» GIVEN REQUEST A
According to the passage on the dominant/tonic relationship, what pitch frequency ratio is that relationship based on?

» TEXT SECTION
>>>
The dominant/tonic relationship has been called the single most defining concept in Western music. A cadential dominant followed by a tonic cements one's perception of the tonality of a passage in a way that few other cadential formulas can. Since the dominant/tonic relationship is based on one of the simplest of pitch frequency ratios (2:3), the affinity of the dominant for the tonic is straightforward and usually fairly predictable. Additionally, the almost irresistable inclination of the leading tone (the the third of the dominant chord) to rise to the tonic creates a sort of double-whammy of predictable behavior of the dominant.

In the extension of tonal harmonies, this predictability of the the dominant/tonic relationship became a useful tool for adding harmonic interest. Whereas diatonic harmonies rely strictly on the pitches available in the scale corresponding to the tonic, it was found very early on that additional, non-diatonic pitches could be used to imply a temporary dominant/tonic relationship without actually leaving the key of the tonic.

Let's start by looking at a simple progression using entirely diatonic harmony:

[Linked Image]

The V7-I cadence is very strong and clearly establishes the passage as being in F Major. Not only is there a rather predictable motion from dominant to tonic in the bass, the resolution of the tritone between the E in the alto and Bb in the tenor to F and A, respectively, further solidifies the cadence.

Now, let's take that same progression, but instead of using an inverted IV chord in the second measure, we'll try something a little different:

[Linked Image]

As you may be aware, ii7 is a common dominant preparation, and in the above example, that's what we would have had, if only the B had remained the diatonic Bb. Instead, it has been raised a half step to B natural. Look closely at the chord's structure, notice that even though it is in first inversion, it is a dominant seventh chord!
<<<
» PROVIDED MATERIAL
>>>
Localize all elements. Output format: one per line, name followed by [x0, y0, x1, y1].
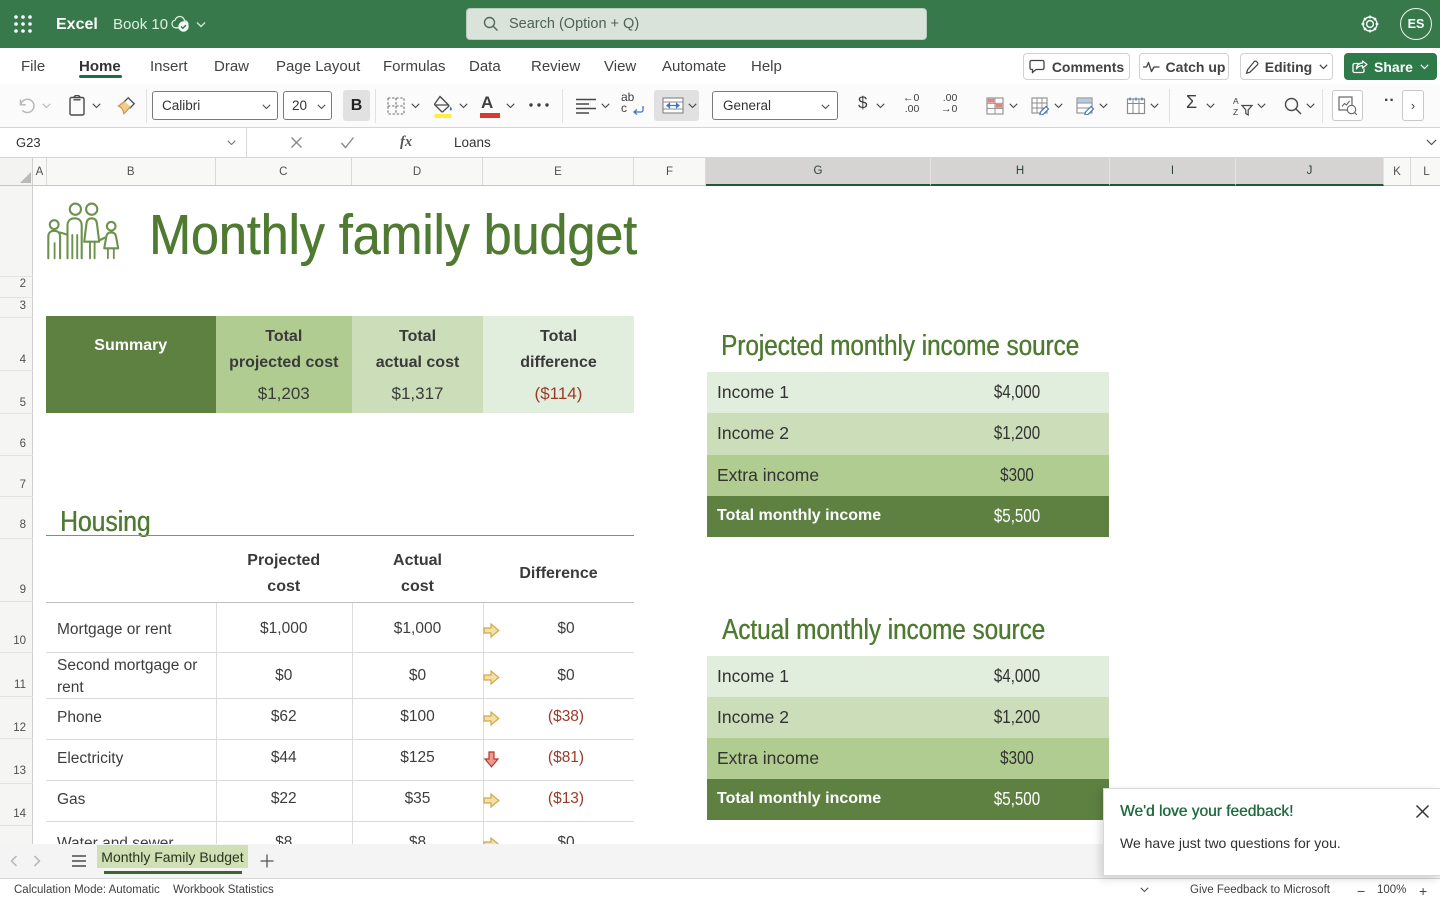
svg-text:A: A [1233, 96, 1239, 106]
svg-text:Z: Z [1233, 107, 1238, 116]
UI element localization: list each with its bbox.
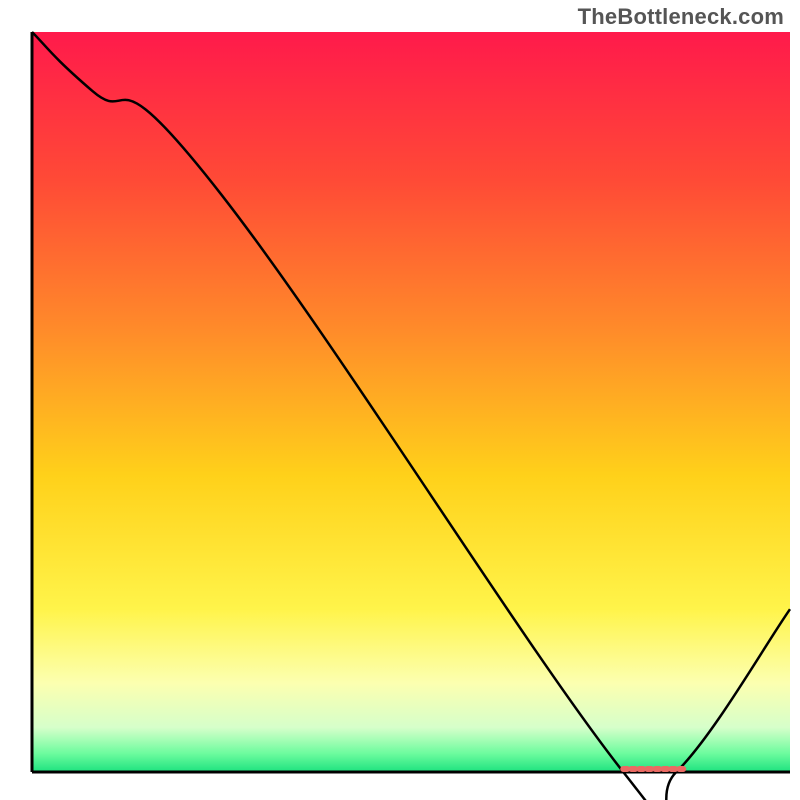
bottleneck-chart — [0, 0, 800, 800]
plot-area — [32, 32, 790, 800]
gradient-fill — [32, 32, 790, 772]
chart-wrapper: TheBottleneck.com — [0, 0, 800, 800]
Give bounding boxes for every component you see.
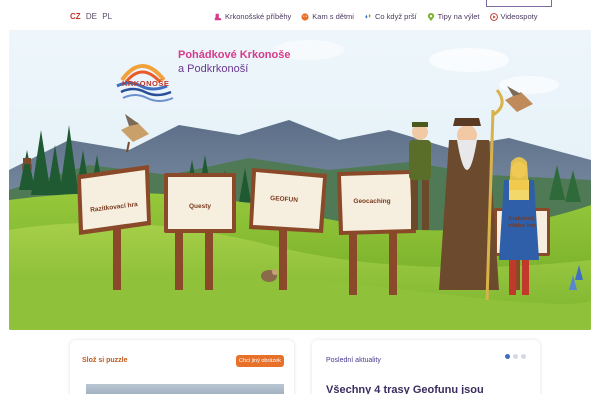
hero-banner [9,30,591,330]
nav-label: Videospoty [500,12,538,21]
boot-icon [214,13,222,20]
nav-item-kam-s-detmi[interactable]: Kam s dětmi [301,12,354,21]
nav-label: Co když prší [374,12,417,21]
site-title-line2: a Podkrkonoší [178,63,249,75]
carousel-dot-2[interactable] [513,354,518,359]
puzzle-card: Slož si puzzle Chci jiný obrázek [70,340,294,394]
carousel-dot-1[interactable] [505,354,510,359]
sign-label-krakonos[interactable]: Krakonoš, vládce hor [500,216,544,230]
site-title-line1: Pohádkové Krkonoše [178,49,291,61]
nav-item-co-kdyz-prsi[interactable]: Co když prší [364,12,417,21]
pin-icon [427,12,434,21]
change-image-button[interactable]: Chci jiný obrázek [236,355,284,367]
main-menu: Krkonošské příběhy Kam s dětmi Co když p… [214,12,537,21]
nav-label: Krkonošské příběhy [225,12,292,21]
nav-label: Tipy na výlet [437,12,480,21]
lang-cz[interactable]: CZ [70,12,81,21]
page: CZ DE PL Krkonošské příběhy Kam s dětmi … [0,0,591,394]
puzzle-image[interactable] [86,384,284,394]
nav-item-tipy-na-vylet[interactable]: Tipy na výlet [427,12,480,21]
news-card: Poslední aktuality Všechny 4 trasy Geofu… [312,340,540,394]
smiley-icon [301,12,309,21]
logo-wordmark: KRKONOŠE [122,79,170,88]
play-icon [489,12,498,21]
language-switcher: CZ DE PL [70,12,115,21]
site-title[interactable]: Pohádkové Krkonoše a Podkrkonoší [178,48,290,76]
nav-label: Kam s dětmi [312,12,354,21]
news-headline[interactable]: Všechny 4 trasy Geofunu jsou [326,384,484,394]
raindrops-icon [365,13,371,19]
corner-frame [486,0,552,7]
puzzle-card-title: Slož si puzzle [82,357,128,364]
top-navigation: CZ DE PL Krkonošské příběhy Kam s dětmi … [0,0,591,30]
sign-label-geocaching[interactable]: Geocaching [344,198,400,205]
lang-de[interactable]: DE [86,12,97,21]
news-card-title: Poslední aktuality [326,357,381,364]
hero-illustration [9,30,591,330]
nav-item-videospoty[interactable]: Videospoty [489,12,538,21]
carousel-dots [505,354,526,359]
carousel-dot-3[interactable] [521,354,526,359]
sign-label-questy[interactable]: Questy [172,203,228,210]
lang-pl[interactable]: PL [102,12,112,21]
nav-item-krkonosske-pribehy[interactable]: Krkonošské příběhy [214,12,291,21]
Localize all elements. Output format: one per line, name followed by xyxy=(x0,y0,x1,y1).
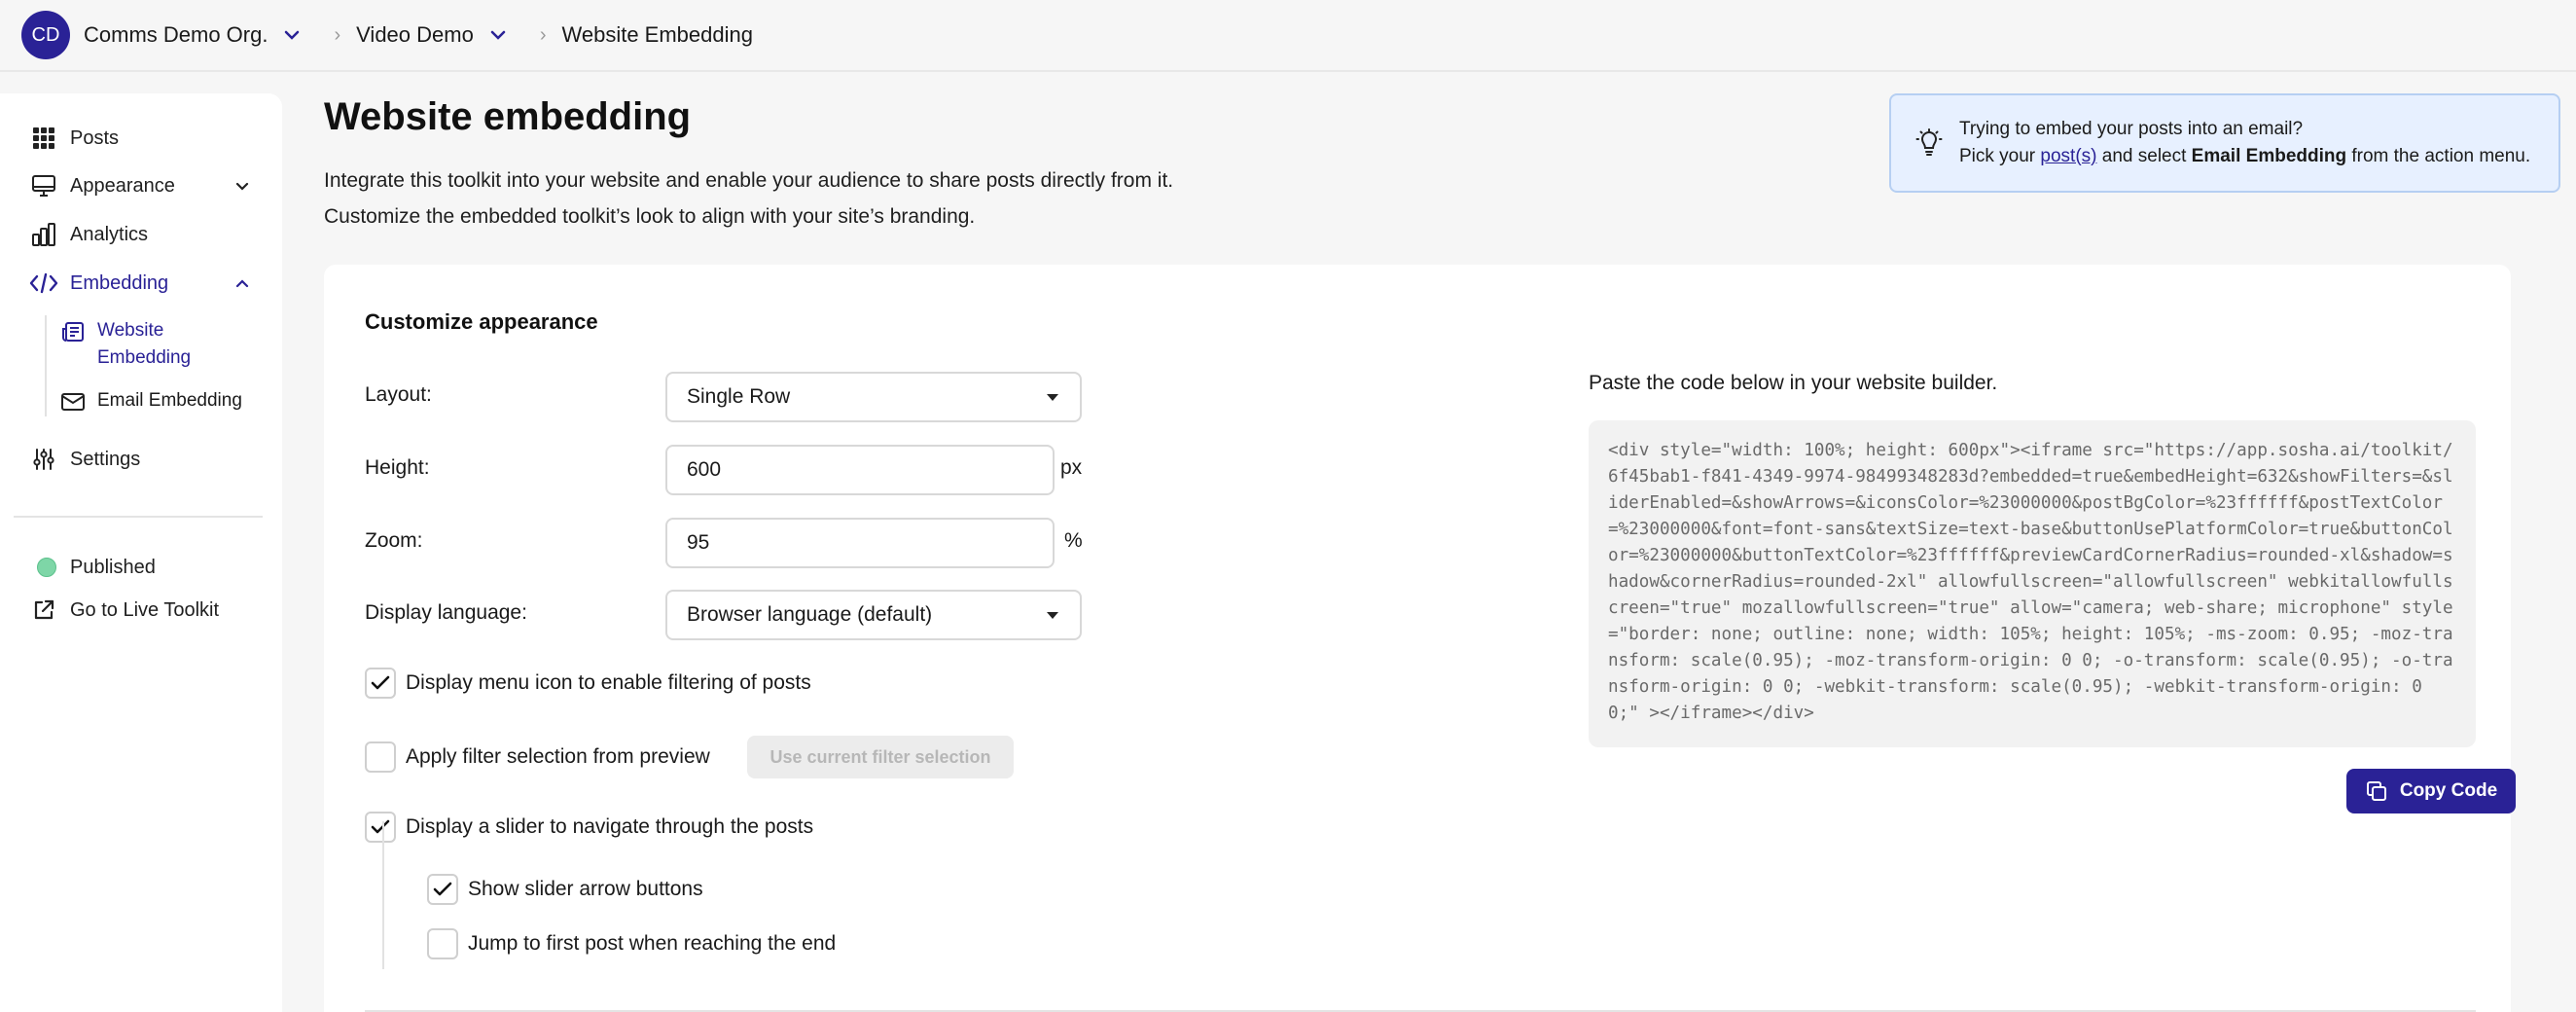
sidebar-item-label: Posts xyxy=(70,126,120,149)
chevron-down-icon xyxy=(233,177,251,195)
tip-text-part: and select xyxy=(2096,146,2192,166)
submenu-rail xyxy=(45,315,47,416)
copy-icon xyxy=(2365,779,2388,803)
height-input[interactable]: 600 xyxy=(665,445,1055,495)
<<<
» GIVEN REQUEST B
Print the entries from the line with "sidebar-item-label: Posts xyxy=(70,126,120,149)" through the last line of the entries, both included, reproducing each line exactly.

» WRITTEN ANSWER A
2:3

» WRITTEN ANSWER B
sidebar-item-label: Posts xyxy=(70,126,120,149)
chevron-down-icon xyxy=(233,177,251,195)
tip-text-part: and select xyxy=(2096,146,2192,166)
submenu-rail xyxy=(45,315,47,416)
copy-icon xyxy=(2365,779,2388,803)
height-input[interactable]: 600 xyxy=(665,445,1055,495)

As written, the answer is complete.